THE DATA:
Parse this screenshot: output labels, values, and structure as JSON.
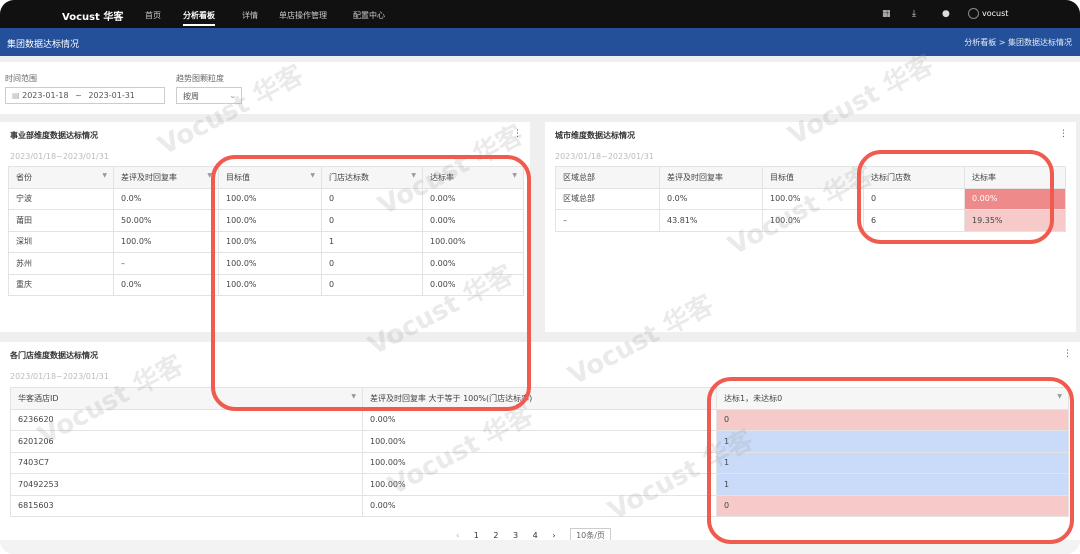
{
  "nav": {
    "brand": "Vocust 华客",
    "items": [
      "首页",
      "分析看板",
      "详情",
      "单店操作管理",
      "配置中心"
    ],
    "active": "分析看板",
    "user": "vocust",
    "icons": [
      "grid-icon",
      "download-icon",
      "help-icon"
    ]
  },
  "banner": {
    "title": "集团数据达标情况",
    "breadcrumb": "分析看板 > 集团数据达标情况"
  },
  "filters": {
    "time_label": "时间范围",
    "date_start": "2023-01-18",
    "date_sep": "~",
    "date_end": "2023-01-31",
    "granularity_label": "趋势图颗粒度",
    "granularity_value": "按周"
  },
  "card1": {
    "title": "事业部维度数据达标情况",
    "menu": "⋮",
    "date": "2023/01/18~2023/01/31",
    "headers": [
      "省份",
      "差评及时回复率",
      "目标值",
      "门店达标数",
      "达标率"
    ],
    "rows": [
      [
        "宁波",
        "0.0%",
        "100.0%",
        "0",
        "0.00%"
      ],
      [
        "莆田",
        "50.00%",
        "100.0%",
        "0",
        "0.00%"
      ],
      [
        "深圳",
        "100.0%",
        "100.0%",
        "1",
        "100.00%"
      ],
      [
        "苏州",
        "–",
        "100.0%",
        "0",
        "0.00%"
      ],
      [
        "重庆",
        "0.0%",
        "100.0%",
        "0",
        "0.00%"
      ]
    ]
  },
  "card2": {
    "title": "城市维度数据达标情况",
    "menu": "⋮",
    "date": "2023/01/18~2023/01/31",
    "headers": [
      "区域总部",
      "差评及时回复率",
      "目标值",
      "达标门店数",
      "达标率"
    ],
    "rows": [
      [
        "区域总部",
        "0.0%",
        "100.0%",
        "0",
        "0.00%"
      ],
      [
        "–",
        "43.81%",
        "100.0%",
        "6",
        "19.35%"
      ]
    ]
  },
  "card3": {
    "title": "各门店维度数据达标情况",
    "menu": "⋮",
    "date": "2023/01/18~2023/01/31",
    "headers": [
      "华客酒店ID",
      "差评及时回复率 大于等于 100%(门店达标率)",
      "达标1，未达标0"
    ],
    "rows": [
      [
        "6236620",
        "0.00%",
        "0"
      ],
      [
        "6201206",
        "100.00%",
        "1"
      ],
      [
        "7403C7",
        "100.00%",
        "1"
      ],
      [
        "70492253",
        "100.00%",
        "1"
      ],
      [
        "6815603",
        "0.00%",
        "0"
      ]
    ]
  },
  "pager": {
    "prev": "‹",
    "pages": [
      "1",
      "2",
      "3",
      "4"
    ],
    "next": "›",
    "page_size": "10条/页"
  },
  "watermark": "Vocust 华客",
  "colors": {
    "nav": "#111111",
    "banner": "#24509a",
    "highlight_ring": "#f05b4f",
    "not_met": "#f7caca",
    "met": "#c9dbf9"
  }
}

SHORT PROBLEM: Lines in the records that hold the word "title" are to be counted; give only the total.

EXERCISE SOLUTION: 4